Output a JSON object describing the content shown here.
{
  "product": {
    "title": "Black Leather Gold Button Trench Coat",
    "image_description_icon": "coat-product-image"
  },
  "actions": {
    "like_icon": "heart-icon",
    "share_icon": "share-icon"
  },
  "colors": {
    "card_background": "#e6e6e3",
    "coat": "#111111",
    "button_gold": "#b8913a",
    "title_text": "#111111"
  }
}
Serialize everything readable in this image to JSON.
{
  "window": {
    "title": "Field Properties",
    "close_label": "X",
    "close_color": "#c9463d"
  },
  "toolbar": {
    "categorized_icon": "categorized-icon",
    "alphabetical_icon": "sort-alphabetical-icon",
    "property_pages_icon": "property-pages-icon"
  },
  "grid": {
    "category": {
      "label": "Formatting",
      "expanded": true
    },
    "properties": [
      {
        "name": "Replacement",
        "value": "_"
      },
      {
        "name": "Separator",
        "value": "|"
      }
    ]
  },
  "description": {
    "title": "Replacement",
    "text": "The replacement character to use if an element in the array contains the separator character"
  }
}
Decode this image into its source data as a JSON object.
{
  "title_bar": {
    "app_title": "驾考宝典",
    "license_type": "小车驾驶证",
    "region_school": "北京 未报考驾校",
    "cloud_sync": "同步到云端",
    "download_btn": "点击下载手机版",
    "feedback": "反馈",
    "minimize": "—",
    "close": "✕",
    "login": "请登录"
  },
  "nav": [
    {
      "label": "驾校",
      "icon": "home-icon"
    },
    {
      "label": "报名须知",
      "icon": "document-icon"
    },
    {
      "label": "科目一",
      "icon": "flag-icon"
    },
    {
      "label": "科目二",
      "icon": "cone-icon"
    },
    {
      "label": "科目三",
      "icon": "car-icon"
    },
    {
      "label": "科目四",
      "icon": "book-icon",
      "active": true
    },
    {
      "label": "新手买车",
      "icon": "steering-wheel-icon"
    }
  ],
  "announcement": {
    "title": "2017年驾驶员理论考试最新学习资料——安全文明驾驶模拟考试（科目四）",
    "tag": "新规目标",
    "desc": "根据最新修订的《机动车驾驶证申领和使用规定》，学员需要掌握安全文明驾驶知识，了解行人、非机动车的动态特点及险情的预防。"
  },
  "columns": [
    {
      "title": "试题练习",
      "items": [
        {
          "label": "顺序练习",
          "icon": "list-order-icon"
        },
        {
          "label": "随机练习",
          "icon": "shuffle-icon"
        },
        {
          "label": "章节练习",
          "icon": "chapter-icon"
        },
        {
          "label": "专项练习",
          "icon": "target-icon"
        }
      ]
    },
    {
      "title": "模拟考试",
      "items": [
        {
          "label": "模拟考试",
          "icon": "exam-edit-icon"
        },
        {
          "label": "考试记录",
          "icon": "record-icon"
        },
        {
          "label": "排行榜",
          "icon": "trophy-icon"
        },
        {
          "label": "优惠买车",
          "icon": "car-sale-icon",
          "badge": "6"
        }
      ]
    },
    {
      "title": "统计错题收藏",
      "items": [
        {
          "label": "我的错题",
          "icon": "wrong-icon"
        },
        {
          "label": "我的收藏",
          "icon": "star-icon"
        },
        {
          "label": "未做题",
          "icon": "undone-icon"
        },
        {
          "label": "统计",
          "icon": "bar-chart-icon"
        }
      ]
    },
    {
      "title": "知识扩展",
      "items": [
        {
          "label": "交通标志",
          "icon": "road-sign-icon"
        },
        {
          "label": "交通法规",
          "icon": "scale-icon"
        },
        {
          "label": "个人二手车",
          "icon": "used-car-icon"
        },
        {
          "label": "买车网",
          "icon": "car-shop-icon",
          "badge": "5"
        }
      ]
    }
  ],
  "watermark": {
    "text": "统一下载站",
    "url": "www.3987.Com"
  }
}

——

SHORT EXERCISE:
Retype the data exactly as given.

EXERCISE ANSWER:
Output a JSON object describing the content shown here.
{
  "product": {
    "title": "Black Leather Gold Button Trench Coat",
    "image_description_icon": "coat-product-image"
  },
  "actions": {
    "like_icon": "heart-icon",
    "share_icon": "share-icon"
  },
  "colors": {
    "card_background": "#e6e6e3",
    "coat": "#111111",
    "button_gold": "#b8913a",
    "title_text": "#111111"
  }
}
Serialize everything readable in this image to JSON.
{
  "window": {
    "title": "Field Properties",
    "close_label": "X",
    "close_color": "#c9463d"
  },
  "toolbar": {
    "categorized_icon": "categorized-icon",
    "alphabetical_icon": "sort-alphabetical-icon",
    "property_pages_icon": "property-pages-icon"
  },
  "grid": {
    "category": {
      "label": "Formatting",
      "expanded": true
    },
    "properties": [
      {
        "name": "Replacement",
        "value": "_"
      },
      {
        "name": "Separator",
        "value": "|"
      }
    ]
  },
  "description": {
    "title": "Replacement",
    "text": "The replacement character to use if an element in the array contains the separator character"
  }
}
Decode this image into its source data as a JSON object.
{
  "title_bar": {
    "app_title": "驾考宝典",
    "license_type": "小车驾驶证",
    "region_school": "北京 未报考驾校",
    "cloud_sync": "同步到云端",
    "download_btn": "点击下载手机版",
    "feedback": "反馈",
    "minimize": "—",
    "close": "✕",
    "login": "请登录"
  },
  "nav": [
    {
      "label": "驾校",
      "icon": "home-icon"
    },
    {
      "label": "报名须知",
      "icon": "document-icon"
    },
    {
      "label": "科目一",
      "icon": "flag-icon"
    },
    {
      "label": "科目二",
      "icon": "cone-icon"
    },
    {
      "label": "科目三",
      "icon": "car-icon"
    },
    {
      "label": "科目四",
      "icon": "book-icon",
      "active": true
    },
    {
      "label": "新手买车",
      "icon": "steering-wheel-icon"
    }
  ],
  "announcement": {
    "title": "2017年驾驶员理论考试最新学习资料——安全文明驾驶模拟考试（科目四）",
    "tag": "新规目标",
    "desc": "根据最新修订的《机动车驾驶证申领和使用规定》，学员需要掌握安全文明驾驶知识，了解行人、非机动车的动态特点及险情的预防。"
  },
  "columns": [
    {
      "title": "试题练习",
      "items": [
        {
          "label": "顺序练习",
          "icon": "list-order-icon"
        },
        {
          "label": "随机练习",
          "icon": "shuffle-icon"
        },
        {
          "label": "章节练习",
          "icon": "chapter-icon"
        },
        {
          "label": "专项练习",
          "icon": "target-icon"
        }
      ]
    },
    {
      "title": "模拟考试",
      "items": [
        {
          "label": "模拟考试",
          "icon": "exam-edit-icon"
        },
        {
          "label": "考试记录",
          "icon": "record-icon"
        },
        {
          "label": "排行榜",
          "icon": "trophy-icon"
        },
        {
          "label": "优惠买车",
          "icon": "car-sale-icon",
          "badge": "6"
        }
      ]
    },
    {
      "title": "统计错题收藏",
      "items": [
        {
          "label": "我的错题",
          "icon": "wrong-icon"
        },
        {
          "label": "我的收藏",
          "icon": "star-icon"
        },
        {
          "label": "未做题",
          "icon": "undone-icon"
        },
        {
          "label": "统计",
          "icon": "bar-chart-icon"
        }
      ]
    },
    {
      "title": "知识扩展",
      "items": [
        {
          "label": "交通标志",
          "icon": "road-sign-icon"
        },
        {
          "label": "交通法规",
          "icon": "scale-icon"
        },
        {
          "label": "个人二手车",
          "icon": "used-car-icon"
        },
        {
          "label": "买车网",
          "icon": "car-shop-icon",
          "badge": "5"
        }
      ]
    }
  ],
  "watermark": {
    "text": "统一下载站",
    "url": "www.3987.Com"
  }
}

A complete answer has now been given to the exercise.